* [Set exercise]:
Copy out every line of the entries below verbatim, with no changes.

* [Data entries]:
——

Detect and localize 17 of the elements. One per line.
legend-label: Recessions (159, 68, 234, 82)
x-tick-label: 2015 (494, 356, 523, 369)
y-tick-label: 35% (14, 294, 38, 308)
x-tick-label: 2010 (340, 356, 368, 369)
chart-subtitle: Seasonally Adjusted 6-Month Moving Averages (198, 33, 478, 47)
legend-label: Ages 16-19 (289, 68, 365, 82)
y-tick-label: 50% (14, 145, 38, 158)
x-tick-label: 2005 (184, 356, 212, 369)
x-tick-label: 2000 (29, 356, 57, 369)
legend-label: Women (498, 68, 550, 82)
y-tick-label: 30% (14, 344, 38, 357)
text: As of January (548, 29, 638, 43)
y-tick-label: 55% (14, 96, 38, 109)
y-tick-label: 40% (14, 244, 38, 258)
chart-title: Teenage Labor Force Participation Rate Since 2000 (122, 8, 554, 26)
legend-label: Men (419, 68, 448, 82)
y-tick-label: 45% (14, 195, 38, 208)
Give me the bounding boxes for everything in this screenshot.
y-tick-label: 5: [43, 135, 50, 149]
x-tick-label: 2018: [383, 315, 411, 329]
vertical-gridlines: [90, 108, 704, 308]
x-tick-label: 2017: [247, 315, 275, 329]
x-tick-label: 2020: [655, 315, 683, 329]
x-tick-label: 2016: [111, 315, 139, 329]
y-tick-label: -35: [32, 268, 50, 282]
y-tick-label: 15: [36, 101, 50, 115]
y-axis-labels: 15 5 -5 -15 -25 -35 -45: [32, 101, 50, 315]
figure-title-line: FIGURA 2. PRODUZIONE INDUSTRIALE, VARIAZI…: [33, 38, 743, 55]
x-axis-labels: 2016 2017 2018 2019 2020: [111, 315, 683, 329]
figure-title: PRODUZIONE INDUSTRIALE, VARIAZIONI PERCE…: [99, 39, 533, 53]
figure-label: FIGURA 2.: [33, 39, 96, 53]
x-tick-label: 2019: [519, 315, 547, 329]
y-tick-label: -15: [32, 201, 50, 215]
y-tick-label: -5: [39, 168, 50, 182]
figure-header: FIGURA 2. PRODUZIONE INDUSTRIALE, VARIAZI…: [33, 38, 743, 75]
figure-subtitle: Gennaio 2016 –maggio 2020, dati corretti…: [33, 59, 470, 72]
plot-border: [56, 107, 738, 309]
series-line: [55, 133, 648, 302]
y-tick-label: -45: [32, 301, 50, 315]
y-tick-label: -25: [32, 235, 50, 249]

——

* [Output of the exercise]:
Detect and localize 17 of the elements. One per line.
legend-label: Recessions (159, 68, 234, 82)
x-tick-label: 2015 (494, 356, 523, 369)
y-tick-label: 35% (14, 294, 38, 308)
x-tick-label: 2010 (340, 356, 368, 369)
chart-subtitle: Seasonally Adjusted 6-Month Moving Averages (198, 33, 478, 47)
legend-label: Ages 16-19 (289, 68, 365, 82)
y-tick-label: 50% (14, 145, 38, 158)
x-tick-label: 2005 (184, 356, 212, 369)
x-tick-label: 2000 (29, 356, 57, 369)
legend-label: Women (498, 68, 550, 82)
y-tick-label: 30% (14, 344, 38, 357)
text: As of January (548, 29, 638, 43)
y-tick-label: 55% (14, 96, 38, 109)
y-tick-label: 40% (14, 244, 38, 258)
chart-title: Teenage Labor Force Participation Rate Since 2000 (122, 8, 554, 26)
legend-label: Men (419, 68, 448, 82)
y-tick-label: 45% (14, 195, 38, 208)
Give me the bounding boxes for everything in this screenshot.
y-tick-label: 5: [43, 135, 50, 149]
x-tick-label: 2018: [383, 315, 411, 329]
vertical-gridlines: [90, 108, 704, 308]
x-tick-label: 2017: [247, 315, 275, 329]
x-tick-label: 2020: [655, 315, 683, 329]
x-tick-label: 2016: [111, 315, 139, 329]
y-tick-label: -35: [32, 268, 50, 282]
y-tick-label: 15: [36, 101, 50, 115]
y-axis-labels: 15 5 -5 -15 -25 -35 -45: [32, 101, 50, 315]
figure-title-line: FIGURA 2. PRODUZIONE INDUSTRIALE, VARIAZI…: [33, 38, 743, 55]
x-axis-labels: 2016 2017 2018 2019 2020: [111, 315, 683, 329]
figure-title: PRODUZIONE INDUSTRIALE, VARIAZIONI PERCE…: [99, 39, 533, 53]
figure-label: FIGURA 2.: [33, 39, 96, 53]
x-tick-label: 2019: [519, 315, 547, 329]
y-tick-label: -15: [32, 201, 50, 215]
y-tick-label: -5: [39, 168, 50, 182]
figure-header: FIGURA 2. PRODUZIONE INDUSTRIALE, VARIAZI…: [33, 38, 743, 75]
figure-subtitle: Gennaio 2016 –maggio 2020, dati corretti…: [33, 59, 470, 72]
plot-border: [56, 107, 738, 309]
series-line: [55, 133, 648, 302]
y-tick-label: -45: [32, 301, 50, 315]
y-tick-label: -25: [32, 235, 50, 249]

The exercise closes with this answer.